§ Stated goal: Identify every line in the records below that contains the word "name", and reproduce each one.

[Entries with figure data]
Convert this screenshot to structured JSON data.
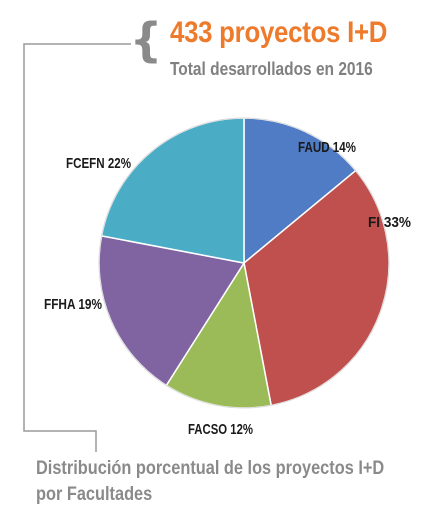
{
  "header": {
    "headline": "433 proyectos I+D",
    "subheadline": "Total desarrollados en 2016",
    "brace_icon": "curly-brace-icon"
  },
  "caption": {
    "line1": "Distribución porcentual de los proyectos I+D",
    "line2": "por Facultades"
  },
  "colors": {
    "headline": "#ee7b2c",
    "muted": "#808080",
    "connector": "#9a9a9a"
  },
  "chart_data": {
    "type": "pie",
    "title": "",
    "slices": [
      {
        "name": "FAUD",
        "value": 14,
        "label": "FAUD 14%",
        "color": "#4f7cc4"
      },
      {
        "name": "FI",
        "value": 33,
        "label": "FI 33%",
        "color": "#c0504d"
      },
      {
        "name": "FACSO",
        "value": 12,
        "label": "FACSO 12%",
        "color": "#9bbb59"
      },
      {
        "name": "FFHA",
        "value": 19,
        "label": "FFHA 19%",
        "color": "#8064a2"
      },
      {
        "name": "FCEFN",
        "value": 22,
        "label": "FCEFN 22%",
        "color": "#4bacc6"
      }
    ],
    "start": "12 o'clock",
    "direction": "clockwise",
    "legend": "none (labels on slices)"
  }
}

§ Exercise solution:
        "name": "FAUD",
        "name": "FI",
        "name": "FACSO",
        "name": "FFHA",
        "name": "FCEFN",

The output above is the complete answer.